> [Instruction] Find the lines with "title" in them and copy them out.

BEGIN Excerpted data

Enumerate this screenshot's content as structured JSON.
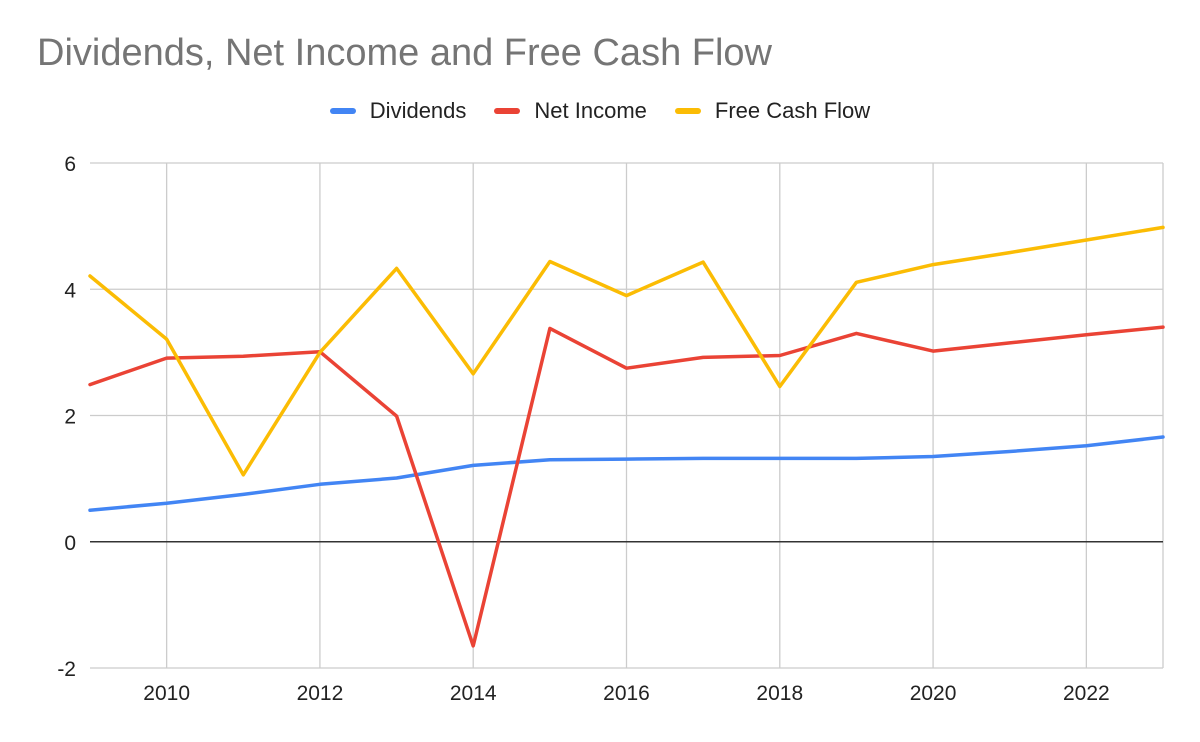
{
  "chart_data": {
    "type": "line",
    "title": "Dividends, Net Income and Free Cash Flow",
    "xlabel": "",
    "ylabel": "",
    "x": [
      2009,
      2010,
      2011,
      2012,
      2013,
      2014,
      2015,
      2016,
      2017,
      2018,
      2019,
      2020,
      2021,
      2022,
      2023
    ],
    "xlim": [
      2009,
      2023
    ],
    "ylim": [
      -2,
      6
    ],
    "x_ticks": [
      "2010",
      "2012",
      "2014",
      "2016",
      "2018",
      "2020",
      "2022"
    ],
    "y_ticks": [
      "-2",
      "0",
      "2",
      "4",
      "6"
    ],
    "grid": true,
    "legend_position": "top",
    "series": [
      {
        "name": "Dividends",
        "color": "#4285F4",
        "values": [
          0.5,
          0.61,
          0.75,
          0.91,
          1.01,
          1.21,
          1.3,
          1.31,
          1.32,
          1.32,
          1.32,
          1.35,
          1.43,
          1.52,
          1.66
        ]
      },
      {
        "name": "Net Income",
        "color": "#EA4335",
        "values": [
          2.49,
          2.91,
          2.94,
          3.01,
          1.99,
          -1.65,
          3.38,
          2.75,
          2.92,
          2.95,
          3.3,
          3.02,
          3.15,
          3.28,
          3.4
        ]
      },
      {
        "name": "Free Cash Flow",
        "color": "#FBBC04",
        "values": [
          4.21,
          3.21,
          1.06,
          3.0,
          4.33,
          2.66,
          4.44,
          3.9,
          4.43,
          2.46,
          4.11,
          4.39,
          4.58,
          4.78,
          4.98
        ]
      }
    ]
  }
}
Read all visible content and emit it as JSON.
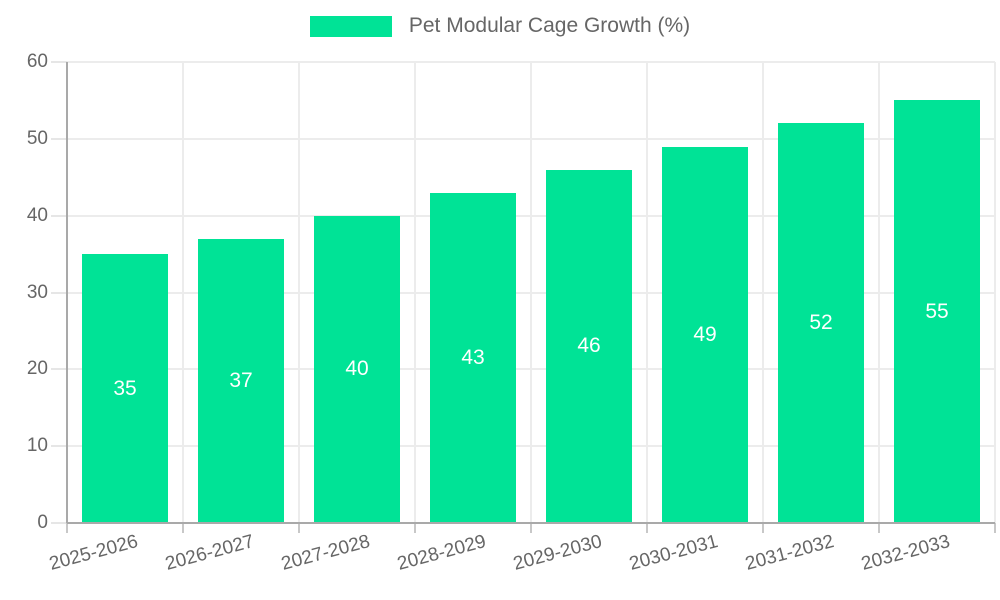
{
  "legend": {
    "label": "Pet Modular Cage Growth (%)"
  },
  "chart_data": {
    "type": "bar",
    "title": "Pet Modular Cage Growth (%)",
    "categories": [
      "2025-2026",
      "2026-2027",
      "2027-2028",
      "2028-2029",
      "2029-2030",
      "2030-2031",
      "2031-2032",
      "2032-2033"
    ],
    "values": [
      35,
      37,
      40,
      43,
      46,
      49,
      52,
      55
    ],
    "yticks": [
      0,
      10,
      20,
      30,
      40,
      50,
      60
    ],
    "ylim": [
      0,
      60
    ],
    "xlabel": "",
    "ylabel": "",
    "legend_position": "top",
    "grid": true,
    "x_tick_rotation_deg": -15,
    "colors": {
      "bar": "#00E396",
      "value_label": "#FFFFFF",
      "tick_text": "#666666",
      "grid": "#ECECEC",
      "axis": "#A9A9A9"
    }
  }
}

END Excerpted data

> [Full solution]
    "title": "Dividends, Net Income and Free Cash Flow",
    "title": "Pet Modular Cage Growth (%)",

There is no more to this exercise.